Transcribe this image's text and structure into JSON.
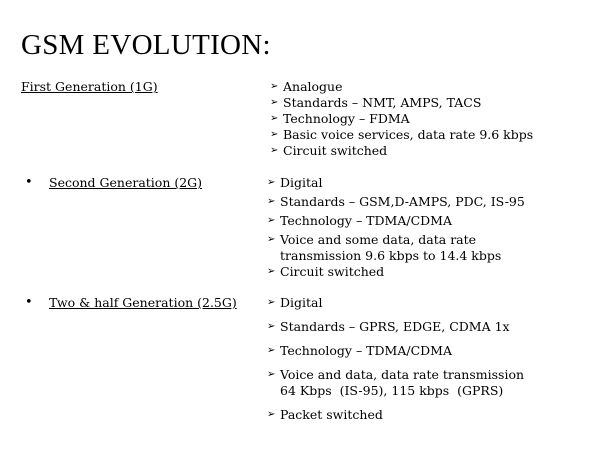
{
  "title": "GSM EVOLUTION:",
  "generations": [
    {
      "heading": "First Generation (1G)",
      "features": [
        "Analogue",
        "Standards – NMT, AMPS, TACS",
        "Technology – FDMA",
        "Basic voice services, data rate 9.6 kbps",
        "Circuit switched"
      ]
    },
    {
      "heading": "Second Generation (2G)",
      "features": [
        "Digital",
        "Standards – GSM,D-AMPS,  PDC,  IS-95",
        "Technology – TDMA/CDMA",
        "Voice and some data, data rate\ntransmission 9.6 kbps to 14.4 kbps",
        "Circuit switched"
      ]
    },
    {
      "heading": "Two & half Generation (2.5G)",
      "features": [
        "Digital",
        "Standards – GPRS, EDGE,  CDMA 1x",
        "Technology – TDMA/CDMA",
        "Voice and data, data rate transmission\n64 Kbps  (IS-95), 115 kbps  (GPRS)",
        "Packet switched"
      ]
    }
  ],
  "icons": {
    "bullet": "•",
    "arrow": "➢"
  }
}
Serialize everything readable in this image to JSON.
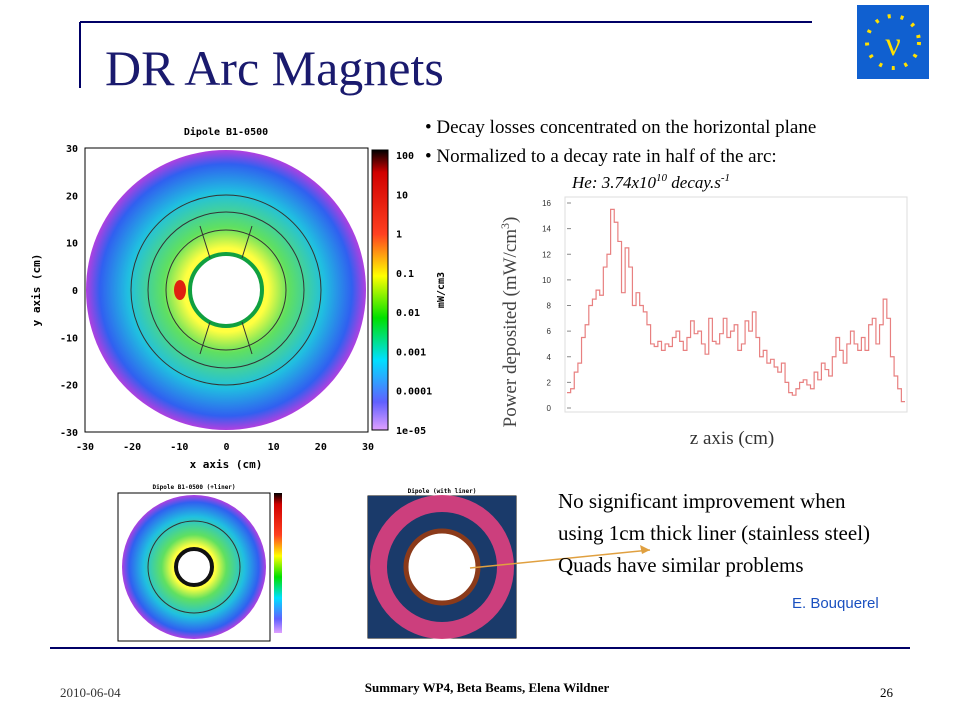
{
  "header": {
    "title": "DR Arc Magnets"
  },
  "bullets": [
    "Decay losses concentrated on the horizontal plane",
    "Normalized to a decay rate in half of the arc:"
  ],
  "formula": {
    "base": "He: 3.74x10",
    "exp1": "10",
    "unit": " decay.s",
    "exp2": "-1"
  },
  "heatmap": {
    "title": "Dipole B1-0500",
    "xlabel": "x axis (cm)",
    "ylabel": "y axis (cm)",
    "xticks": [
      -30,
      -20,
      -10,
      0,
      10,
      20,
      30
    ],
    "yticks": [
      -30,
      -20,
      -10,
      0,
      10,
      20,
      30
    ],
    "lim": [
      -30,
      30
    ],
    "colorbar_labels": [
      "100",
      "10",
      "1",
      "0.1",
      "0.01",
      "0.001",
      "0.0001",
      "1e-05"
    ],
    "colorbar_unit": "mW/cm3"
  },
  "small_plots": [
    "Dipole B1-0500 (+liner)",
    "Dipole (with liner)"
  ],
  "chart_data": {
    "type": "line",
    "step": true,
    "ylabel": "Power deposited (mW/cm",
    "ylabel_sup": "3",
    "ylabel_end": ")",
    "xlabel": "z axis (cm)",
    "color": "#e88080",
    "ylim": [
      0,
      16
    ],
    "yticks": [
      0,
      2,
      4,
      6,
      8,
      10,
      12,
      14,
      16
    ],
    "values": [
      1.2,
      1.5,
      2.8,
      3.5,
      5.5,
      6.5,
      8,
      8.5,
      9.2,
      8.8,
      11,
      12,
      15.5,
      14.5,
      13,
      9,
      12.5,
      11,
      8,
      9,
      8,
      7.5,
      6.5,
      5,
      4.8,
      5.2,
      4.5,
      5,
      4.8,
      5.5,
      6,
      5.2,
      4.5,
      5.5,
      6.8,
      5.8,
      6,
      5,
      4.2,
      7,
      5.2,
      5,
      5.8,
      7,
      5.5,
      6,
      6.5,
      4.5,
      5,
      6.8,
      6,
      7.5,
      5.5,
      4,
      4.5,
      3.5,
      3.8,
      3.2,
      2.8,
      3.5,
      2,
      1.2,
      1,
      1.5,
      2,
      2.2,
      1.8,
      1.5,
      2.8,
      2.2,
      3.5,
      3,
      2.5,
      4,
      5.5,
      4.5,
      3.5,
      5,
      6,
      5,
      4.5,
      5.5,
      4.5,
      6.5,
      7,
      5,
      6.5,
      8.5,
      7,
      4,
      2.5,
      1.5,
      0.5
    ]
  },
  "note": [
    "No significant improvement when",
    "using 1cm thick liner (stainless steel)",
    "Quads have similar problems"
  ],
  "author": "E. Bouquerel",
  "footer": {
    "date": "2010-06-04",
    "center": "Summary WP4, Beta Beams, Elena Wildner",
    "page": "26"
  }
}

■ ■ ■

▶ YOUR INSTRUCTIONS: Repeat the material above in full and exactly, omitting the pictures.

▶ COMPLETE RESPONSE:
Transcribe this image's text and structure into JSON.
{
  "title": "GSM EVOLUTION:",
  "generations": [
    {
      "heading": "First Generation (1G)",
      "features": [
        "Analogue",
        "Standards – NMT, AMPS, TACS",
        "Technology – FDMA",
        "Basic voice services, data rate 9.6 kbps",
        "Circuit switched"
      ]
    },
    {
      "heading": "Second Generation (2G)",
      "features": [
        "Digital",
        "Standards – GSM,D-AMPS,  PDC,  IS-95",
        "Technology – TDMA/CDMA",
        "Voice and some data, data rate\ntransmission 9.6 kbps to 14.4 kbps",
        "Circuit switched"
      ]
    },
    {
      "heading": "Two & half Generation (2.5G)",
      "features": [
        "Digital",
        "Standards – GPRS, EDGE,  CDMA 1x",
        "Technology – TDMA/CDMA",
        "Voice and data, data rate transmission\n64 Kbps  (IS-95), 115 kbps  (GPRS)",
        "Packet switched"
      ]
    }
  ],
  "icons": {
    "bullet": "•",
    "arrow": "➢"
  }
}
Serialize everything readable in this image to JSON.
{
  "header": {
    "title": "DR Arc Magnets"
  },
  "bullets": [
    "Decay losses concentrated on the horizontal plane",
    "Normalized to a decay rate in half of the arc:"
  ],
  "formula": {
    "base": "He: 3.74x10",
    "exp1": "10",
    "unit": " decay.s",
    "exp2": "-1"
  },
  "heatmap": {
    "title": "Dipole B1-0500",
    "xlabel": "x axis (cm)",
    "ylabel": "y axis (cm)",
    "xticks": [
      -30,
      -20,
      -10,
      0,
      10,
      20,
      30
    ],
    "yticks": [
      -30,
      -20,
      -10,
      0,
      10,
      20,
      30
    ],
    "lim": [
      -30,
      30
    ],
    "colorbar_labels": [
      "100",
      "10",
      "1",
      "0.1",
      "0.01",
      "0.001",
      "0.0001",
      "1e-05"
    ],
    "colorbar_unit": "mW/cm3"
  },
  "small_plots": [
    "Dipole B1-0500 (+liner)",
    "Dipole (with liner)"
  ],
  "chart_data": {
    "type": "line",
    "step": true,
    "ylabel": "Power deposited (mW/cm",
    "ylabel_sup": "3",
    "ylabel_end": ")",
    "xlabel": "z axis (cm)",
    "color": "#e88080",
    "ylim": [
      0,
      16
    ],
    "yticks": [
      0,
      2,
      4,
      6,
      8,
      10,
      12,
      14,
      16
    ],
    "values": [
      1.2,
      1.5,
      2.8,
      3.5,
      5.5,
      6.5,
      8,
      8.5,
      9.2,
      8.8,
      11,
      12,
      15.5,
      14.5,
      13,
      9,
      12.5,
      11,
      8,
      9,
      8,
      7.5,
      6.5,
      5,
      4.8,
      5.2,
      4.5,
      5,
      4.8,
      5.5,
      6,
      5.2,
      4.5,
      5.5,
      6.8,
      5.8,
      6,
      5,
      4.2,
      7,
      5.2,
      5,
      5.8,
      7,
      5.5,
      6,
      6.5,
      4.5,
      5,
      6.8,
      6,
      7.5,
      5.5,
      4,
      4.5,
      3.5,
      3.8,
      3.2,
      2.8,
      3.5,
      2,
      1.2,
      1,
      1.5,
      2,
      2.2,
      1.8,
      1.5,
      2.8,
      2.2,
      3.5,
      3,
      2.5,
      4,
      5.5,
      4.5,
      3.5,
      5,
      6,
      5,
      4.5,
      5.5,
      4.5,
      6.5,
      7,
      5,
      6.5,
      8.5,
      7,
      4,
      2.5,
      1.5,
      0.5
    ]
  },
  "note": [
    "No significant improvement when",
    "using 1cm thick liner (stainless steel)",
    "Quads have similar problems"
  ],
  "author": "E. Bouquerel",
  "footer": {
    "date": "2010-06-04",
    "center": "Summary WP4, Beta Beams, Elena Wildner",
    "page": "26"
  }
}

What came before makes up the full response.